▸ Short task: How many lines in the records below hold the string "caption"? Answer with the number alone.

▸ Listing:
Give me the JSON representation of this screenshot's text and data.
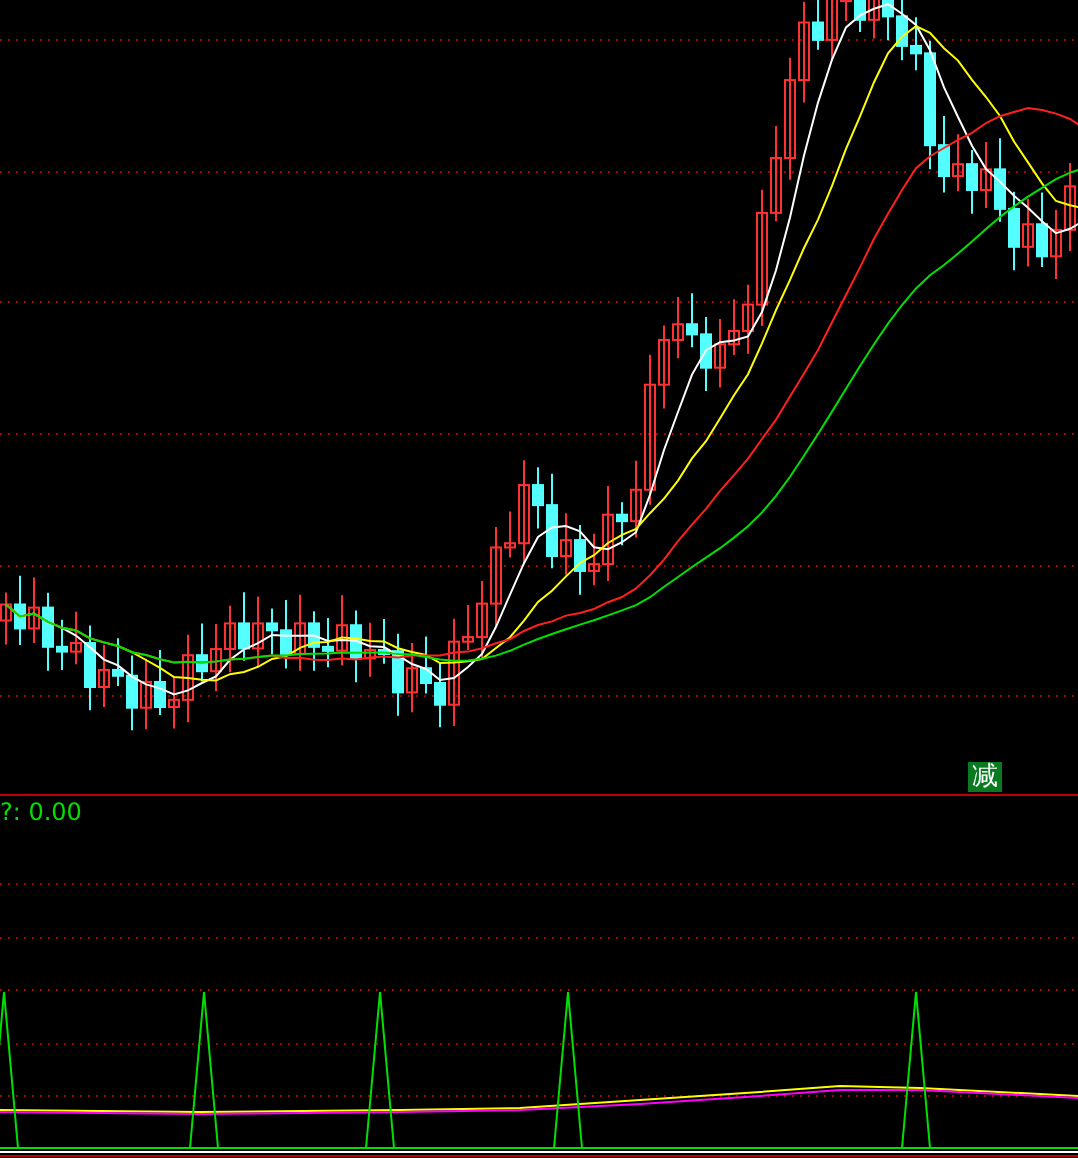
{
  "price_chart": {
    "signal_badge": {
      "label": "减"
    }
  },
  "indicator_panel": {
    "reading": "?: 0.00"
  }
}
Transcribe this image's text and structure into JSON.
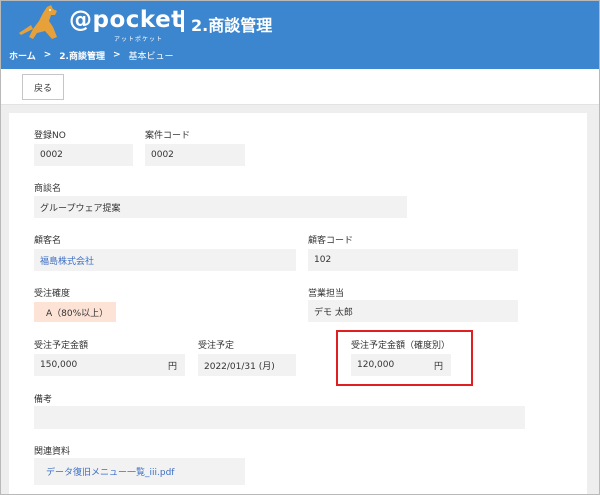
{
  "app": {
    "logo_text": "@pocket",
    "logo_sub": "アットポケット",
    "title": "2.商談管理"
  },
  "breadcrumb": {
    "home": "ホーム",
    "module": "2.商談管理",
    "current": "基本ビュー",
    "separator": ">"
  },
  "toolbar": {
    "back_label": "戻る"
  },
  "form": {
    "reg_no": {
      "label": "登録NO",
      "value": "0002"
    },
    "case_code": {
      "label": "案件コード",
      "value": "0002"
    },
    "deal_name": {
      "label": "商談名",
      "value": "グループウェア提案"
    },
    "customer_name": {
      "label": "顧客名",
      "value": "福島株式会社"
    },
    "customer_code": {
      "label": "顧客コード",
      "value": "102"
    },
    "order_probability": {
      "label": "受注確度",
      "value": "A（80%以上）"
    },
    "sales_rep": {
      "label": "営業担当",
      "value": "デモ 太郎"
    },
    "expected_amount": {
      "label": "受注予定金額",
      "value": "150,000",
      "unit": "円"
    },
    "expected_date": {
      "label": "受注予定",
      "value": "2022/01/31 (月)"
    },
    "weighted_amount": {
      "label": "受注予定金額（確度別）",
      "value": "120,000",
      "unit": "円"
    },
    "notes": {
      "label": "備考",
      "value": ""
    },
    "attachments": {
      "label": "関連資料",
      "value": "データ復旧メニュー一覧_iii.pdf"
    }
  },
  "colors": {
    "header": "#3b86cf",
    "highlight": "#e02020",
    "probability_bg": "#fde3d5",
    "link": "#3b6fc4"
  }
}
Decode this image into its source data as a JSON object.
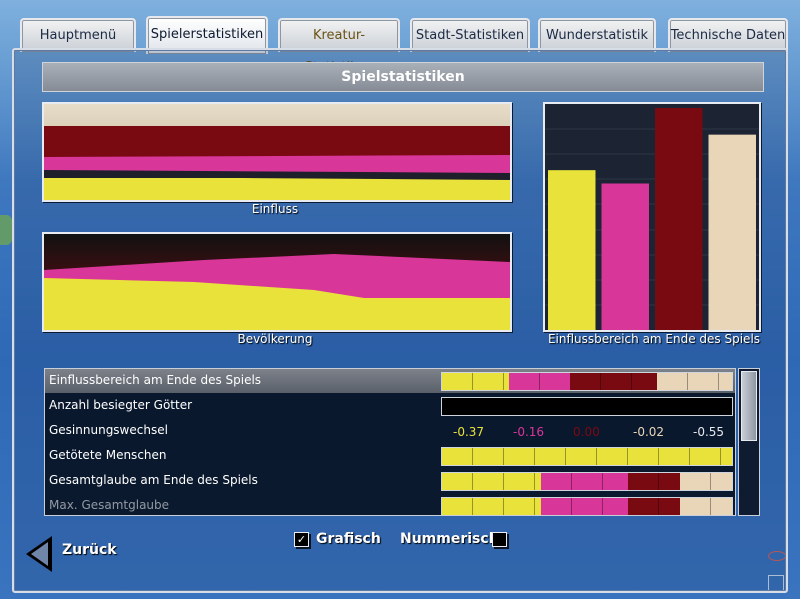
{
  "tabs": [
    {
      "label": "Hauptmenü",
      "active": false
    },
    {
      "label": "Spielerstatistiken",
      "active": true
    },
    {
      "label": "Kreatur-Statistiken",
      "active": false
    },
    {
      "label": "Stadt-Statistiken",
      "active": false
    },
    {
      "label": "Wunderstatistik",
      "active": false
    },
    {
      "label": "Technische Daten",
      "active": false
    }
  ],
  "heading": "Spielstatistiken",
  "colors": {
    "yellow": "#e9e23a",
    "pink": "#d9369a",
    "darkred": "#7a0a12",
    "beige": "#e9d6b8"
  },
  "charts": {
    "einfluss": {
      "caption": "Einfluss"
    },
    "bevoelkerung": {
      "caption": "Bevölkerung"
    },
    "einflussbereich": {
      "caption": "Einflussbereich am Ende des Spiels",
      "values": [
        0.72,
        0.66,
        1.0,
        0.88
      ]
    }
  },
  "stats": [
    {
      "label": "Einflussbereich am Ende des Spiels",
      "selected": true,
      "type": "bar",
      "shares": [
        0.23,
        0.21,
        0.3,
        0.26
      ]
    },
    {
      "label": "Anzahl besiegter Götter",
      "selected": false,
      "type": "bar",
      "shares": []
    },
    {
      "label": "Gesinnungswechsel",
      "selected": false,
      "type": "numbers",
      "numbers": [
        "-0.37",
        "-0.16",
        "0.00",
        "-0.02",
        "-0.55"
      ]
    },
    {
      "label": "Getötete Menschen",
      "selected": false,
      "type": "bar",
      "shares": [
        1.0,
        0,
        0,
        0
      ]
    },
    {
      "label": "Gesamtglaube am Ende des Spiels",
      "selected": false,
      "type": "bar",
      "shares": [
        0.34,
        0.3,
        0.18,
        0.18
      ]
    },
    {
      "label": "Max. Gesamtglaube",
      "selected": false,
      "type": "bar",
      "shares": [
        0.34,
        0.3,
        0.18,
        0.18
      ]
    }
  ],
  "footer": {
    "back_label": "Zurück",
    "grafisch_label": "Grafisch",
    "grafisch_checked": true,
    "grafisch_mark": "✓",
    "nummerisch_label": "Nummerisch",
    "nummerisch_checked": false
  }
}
---
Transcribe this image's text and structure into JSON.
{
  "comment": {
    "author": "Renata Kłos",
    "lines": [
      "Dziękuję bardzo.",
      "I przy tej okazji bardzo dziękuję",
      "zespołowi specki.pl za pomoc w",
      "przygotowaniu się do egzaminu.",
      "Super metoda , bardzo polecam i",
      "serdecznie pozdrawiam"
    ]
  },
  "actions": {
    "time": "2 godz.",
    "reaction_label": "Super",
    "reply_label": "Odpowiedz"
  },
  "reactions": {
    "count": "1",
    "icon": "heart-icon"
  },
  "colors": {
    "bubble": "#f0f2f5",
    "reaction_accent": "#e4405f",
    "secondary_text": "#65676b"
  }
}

▸ Finished answer: 3